"""
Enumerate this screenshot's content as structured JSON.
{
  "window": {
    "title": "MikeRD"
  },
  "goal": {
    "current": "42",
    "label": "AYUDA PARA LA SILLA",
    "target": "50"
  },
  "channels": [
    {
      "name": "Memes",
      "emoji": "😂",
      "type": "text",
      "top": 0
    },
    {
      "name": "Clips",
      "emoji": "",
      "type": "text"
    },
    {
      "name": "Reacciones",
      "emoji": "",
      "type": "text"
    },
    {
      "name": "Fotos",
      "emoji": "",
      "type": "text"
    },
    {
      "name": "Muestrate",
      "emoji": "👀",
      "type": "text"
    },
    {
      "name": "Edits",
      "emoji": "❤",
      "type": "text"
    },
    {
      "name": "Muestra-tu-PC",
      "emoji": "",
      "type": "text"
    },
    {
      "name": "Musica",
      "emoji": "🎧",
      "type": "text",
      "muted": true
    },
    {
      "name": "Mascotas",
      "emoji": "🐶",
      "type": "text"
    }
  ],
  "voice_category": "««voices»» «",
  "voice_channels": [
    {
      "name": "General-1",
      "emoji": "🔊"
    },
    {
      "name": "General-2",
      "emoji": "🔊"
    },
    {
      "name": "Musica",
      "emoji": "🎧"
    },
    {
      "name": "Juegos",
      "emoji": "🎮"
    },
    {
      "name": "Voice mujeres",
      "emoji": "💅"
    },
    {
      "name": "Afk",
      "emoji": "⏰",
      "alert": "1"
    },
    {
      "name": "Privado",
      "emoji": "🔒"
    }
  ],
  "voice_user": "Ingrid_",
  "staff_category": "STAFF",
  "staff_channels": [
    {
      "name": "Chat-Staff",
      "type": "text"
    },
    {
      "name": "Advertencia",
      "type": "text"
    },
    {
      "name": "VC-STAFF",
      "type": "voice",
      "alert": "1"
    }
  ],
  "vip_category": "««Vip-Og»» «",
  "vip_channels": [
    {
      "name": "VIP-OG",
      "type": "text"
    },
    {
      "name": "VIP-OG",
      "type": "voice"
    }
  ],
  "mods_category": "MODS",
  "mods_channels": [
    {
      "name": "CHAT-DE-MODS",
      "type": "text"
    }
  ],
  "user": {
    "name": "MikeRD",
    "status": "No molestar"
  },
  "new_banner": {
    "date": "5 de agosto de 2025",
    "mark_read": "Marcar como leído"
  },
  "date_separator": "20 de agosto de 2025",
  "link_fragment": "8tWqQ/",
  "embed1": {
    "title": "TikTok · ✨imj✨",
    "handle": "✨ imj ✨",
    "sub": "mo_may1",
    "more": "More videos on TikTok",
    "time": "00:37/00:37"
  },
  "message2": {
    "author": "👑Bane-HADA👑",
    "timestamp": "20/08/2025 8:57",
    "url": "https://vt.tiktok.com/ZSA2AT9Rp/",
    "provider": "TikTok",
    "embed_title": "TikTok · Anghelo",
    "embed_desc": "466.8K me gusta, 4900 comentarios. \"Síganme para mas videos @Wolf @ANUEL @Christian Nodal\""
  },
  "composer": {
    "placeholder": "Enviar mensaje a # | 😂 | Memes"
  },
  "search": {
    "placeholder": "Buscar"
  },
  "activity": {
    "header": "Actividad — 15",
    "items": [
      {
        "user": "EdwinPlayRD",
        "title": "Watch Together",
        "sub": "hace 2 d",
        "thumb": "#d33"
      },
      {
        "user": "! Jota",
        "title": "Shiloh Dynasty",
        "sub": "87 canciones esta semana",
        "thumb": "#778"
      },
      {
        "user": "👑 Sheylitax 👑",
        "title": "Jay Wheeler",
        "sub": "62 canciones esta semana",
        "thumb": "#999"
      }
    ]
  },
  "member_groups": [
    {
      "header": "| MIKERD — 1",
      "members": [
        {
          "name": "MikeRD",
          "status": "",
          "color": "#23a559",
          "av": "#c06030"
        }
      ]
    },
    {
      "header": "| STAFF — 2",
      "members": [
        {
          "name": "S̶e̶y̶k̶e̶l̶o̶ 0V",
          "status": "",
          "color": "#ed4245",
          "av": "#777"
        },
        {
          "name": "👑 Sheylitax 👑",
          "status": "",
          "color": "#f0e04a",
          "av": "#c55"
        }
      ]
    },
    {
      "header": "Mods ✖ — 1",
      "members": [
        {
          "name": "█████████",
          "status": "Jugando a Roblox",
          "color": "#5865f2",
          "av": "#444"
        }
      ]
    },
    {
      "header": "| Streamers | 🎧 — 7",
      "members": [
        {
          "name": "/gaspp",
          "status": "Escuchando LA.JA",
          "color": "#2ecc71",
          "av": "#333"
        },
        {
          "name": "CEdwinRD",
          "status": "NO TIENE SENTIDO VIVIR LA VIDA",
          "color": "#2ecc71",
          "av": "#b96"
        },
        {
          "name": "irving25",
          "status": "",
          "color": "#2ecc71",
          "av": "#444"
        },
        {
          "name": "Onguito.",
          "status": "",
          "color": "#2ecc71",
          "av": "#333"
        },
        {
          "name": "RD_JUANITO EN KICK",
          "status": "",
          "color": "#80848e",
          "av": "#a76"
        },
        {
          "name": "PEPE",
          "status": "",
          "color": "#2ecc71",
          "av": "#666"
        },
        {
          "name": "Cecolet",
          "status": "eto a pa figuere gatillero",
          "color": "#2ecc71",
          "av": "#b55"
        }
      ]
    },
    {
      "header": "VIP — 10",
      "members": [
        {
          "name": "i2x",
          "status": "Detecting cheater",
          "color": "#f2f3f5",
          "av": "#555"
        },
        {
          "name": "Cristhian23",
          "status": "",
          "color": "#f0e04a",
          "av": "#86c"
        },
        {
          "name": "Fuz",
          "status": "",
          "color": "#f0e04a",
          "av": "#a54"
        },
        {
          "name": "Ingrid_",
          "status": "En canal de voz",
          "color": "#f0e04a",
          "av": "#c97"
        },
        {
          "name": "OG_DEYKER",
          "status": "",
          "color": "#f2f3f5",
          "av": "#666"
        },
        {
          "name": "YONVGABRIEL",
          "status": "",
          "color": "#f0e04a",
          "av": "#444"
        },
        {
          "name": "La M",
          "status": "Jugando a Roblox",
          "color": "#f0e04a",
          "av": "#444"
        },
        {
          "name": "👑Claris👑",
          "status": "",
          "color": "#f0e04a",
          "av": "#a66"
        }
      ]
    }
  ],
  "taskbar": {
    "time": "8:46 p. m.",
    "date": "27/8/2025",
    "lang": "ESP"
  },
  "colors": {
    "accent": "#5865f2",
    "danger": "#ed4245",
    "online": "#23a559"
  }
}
"""
REQUIREMENT » Copy out all the entries shown above, character for character.

COMPLETED TASK »
Enumerate this screenshot's content as structured JSON.
{
  "window": {
    "title": "MikeRD"
  },
  "goal": {
    "current": "42",
    "label": "AYUDA PARA LA SILLA",
    "target": "50"
  },
  "channels": [
    {
      "name": "Memes",
      "emoji": "😂",
      "type": "text",
      "top": 0
    },
    {
      "name": "Clips",
      "emoji": "",
      "type": "text"
    },
    {
      "name": "Reacciones",
      "emoji": "",
      "type": "text"
    },
    {
      "name": "Fotos",
      "emoji": "",
      "type": "text"
    },
    {
      "name": "Muestrate",
      "emoji": "👀",
      "type": "text"
    },
    {
      "name": "Edits",
      "emoji": "❤",
      "type": "text"
    },
    {
      "name": "Muestra-tu-PC",
      "emoji": "",
      "type": "text"
    },
    {
      "name": "Musica",
      "emoji": "🎧",
      "type": "text",
      "muted": true
    },
    {
      "name": "Mascotas",
      "emoji": "🐶",
      "type": "text"
    }
  ],
  "voice_category": "««voices»» «",
  "voice_channels": [
    {
      "name": "General-1",
      "emoji": "🔊"
    },
    {
      "name": "General-2",
      "emoji": "🔊"
    },
    {
      "name": "Musica",
      "emoji": "🎧"
    },
    {
      "name": "Juegos",
      "emoji": "🎮"
    },
    {
      "name": "Voice mujeres",
      "emoji": "💅"
    },
    {
      "name": "Afk",
      "emoji": "⏰",
      "alert": "1"
    },
    {
      "name": "Privado",
      "emoji": "🔒"
    }
  ],
  "voice_user": "Ingrid_",
  "staff_category": "STAFF",
  "staff_channels": [
    {
      "name": "Chat-Staff",
      "type": "text"
    },
    {
      "name": "Advertencia",
      "type": "text"
    },
    {
      "name": "VC-STAFF",
      "type": "voice",
      "alert": "1"
    }
  ],
  "vip_category": "««Vip-Og»» «",
  "vip_channels": [
    {
      "name": "VIP-OG",
      "type": "text"
    },
    {
      "name": "VIP-OG",
      "type": "voice"
    }
  ],
  "mods_category": "MODS",
  "mods_channels": [
    {
      "name": "CHAT-DE-MODS",
      "type": "text"
    }
  ],
  "user": {
    "name": "MikeRD",
    "status": "No molestar"
  },
  "new_banner": {
    "date": "5 de agosto de 2025",
    "mark_read": "Marcar como leído"
  },
  "date_separator": "20 de agosto de 2025",
  "link_fragment": "8tWqQ/",
  "embed1": {
    "title": "TikTok · ✨imj✨",
    "handle": "✨ imj ✨",
    "sub": "mo_may1",
    "more": "More videos on TikTok",
    "time": "00:37/00:37"
  },
  "message2": {
    "author": "👑Bane-HADA👑",
    "timestamp": "20/08/2025 8:57",
    "url": "https://vt.tiktok.com/ZSA2AT9Rp/",
    "provider": "TikTok",
    "embed_title": "TikTok · Anghelo",
    "embed_desc": "466.8K me gusta, 4900 comentarios. \"Síganme para mas videos @Wolf @ANUEL @Christian Nodal\""
  },
  "composer": {
    "placeholder": "Enviar mensaje a # | 😂 | Memes"
  },
  "search": {
    "placeholder": "Buscar"
  },
  "activity": {
    "header": "Actividad — 15",
    "items": [
      {
        "user": "EdwinPlayRD",
        "title": "Watch Together",
        "sub": "hace 2 d",
        "thumb": "#d33"
      },
      {
        "user": "! Jota",
        "title": "Shiloh Dynasty",
        "sub": "87 canciones esta semana",
        "thumb": "#778"
      },
      {
        "user": "👑 Sheylitax 👑",
        "title": "Jay Wheeler",
        "sub": "62 canciones esta semana",
        "thumb": "#999"
      }
    ]
  },
  "member_groups": [
    {
      "header": "| MIKERD — 1",
      "members": [
        {
          "name": "MikeRD",
          "status": "",
          "color": "#23a559",
          "av": "#c06030"
        }
      ]
    },
    {
      "header": "| STAFF — 2",
      "members": [
        {
          "name": "S̶e̶y̶k̶e̶l̶o̶ 0V",
          "status": "",
          "color": "#ed4245",
          "av": "#777"
        },
        {
          "name": "👑 Sheylitax 👑",
          "status": "",
          "color": "#f0e04a",
          "av": "#c55"
        }
      ]
    },
    {
      "header": "Mods ✖ — 1",
      "members": [
        {
          "name": "█████████",
          "status": "Jugando a Roblox",
          "color": "#5865f2",
          "av": "#444"
        }
      ]
    },
    {
      "header": "| Streamers | 🎧 — 7",
      "members": [
        {
          "name": "/gaspp",
          "status": "Escuchando LA.JA",
          "color": "#2ecc71",
          "av": "#333"
        },
        {
          "name": "CEdwinRD",
          "status": "NO TIENE SENTIDO VIVIR LA VIDA",
          "color": "#2ecc71",
          "av": "#b96"
        },
        {
          "name": "irving25",
          "status": "",
          "color": "#2ecc71",
          "av": "#444"
        },
        {
          "name": "Onguito.",
          "status": "",
          "color": "#2ecc71",
          "av": "#333"
        },
        {
          "name": "RD_JUANITO EN KICK",
          "status": "",
          "color": "#80848e",
          "av": "#a76"
        },
        {
          "name": "PEPE",
          "status": "",
          "color": "#2ecc71",
          "av": "#666"
        },
        {
          "name": "Cecolet",
          "status": "eto a pa figuere gatillero",
          "color": "#2ecc71",
          "av": "#b55"
        }
      ]
    },
    {
      "header": "VIP — 10",
      "members": [
        {
          "name": "i2x",
          "status": "Detecting cheater",
          "color": "#f2f3f5",
          "av": "#555"
        },
        {
          "name": "Cristhian23",
          "status": "",
          "color": "#f0e04a",
          "av": "#86c"
        },
        {
          "name": "Fuz",
          "status": "",
          "color": "#f0e04a",
          "av": "#a54"
        },
        {
          "name": "Ingrid_",
          "status": "En canal de voz",
          "color": "#f0e04a",
          "av": "#c97"
        },
        {
          "name": "OG_DEYKER",
          "status": "",
          "color": "#f2f3f5",
          "av": "#666"
        },
        {
          "name": "YONVGABRIEL",
          "status": "",
          "color": "#f0e04a",
          "av": "#444"
        },
        {
          "name": "La M",
          "status": "Jugando a Roblox",
          "color": "#f0e04a",
          "av": "#444"
        },
        {
          "name": "👑Claris👑",
          "status": "",
          "color": "#f0e04a",
          "av": "#a66"
        }
      ]
    }
  ],
  "taskbar": {
    "time": "8:46 p. m.",
    "date": "27/8/2025",
    "lang": "ESP"
  },
  "colors": {
    "accent": "#5865f2",
    "danger": "#ed4245",
    "online": "#23a559"
  }
}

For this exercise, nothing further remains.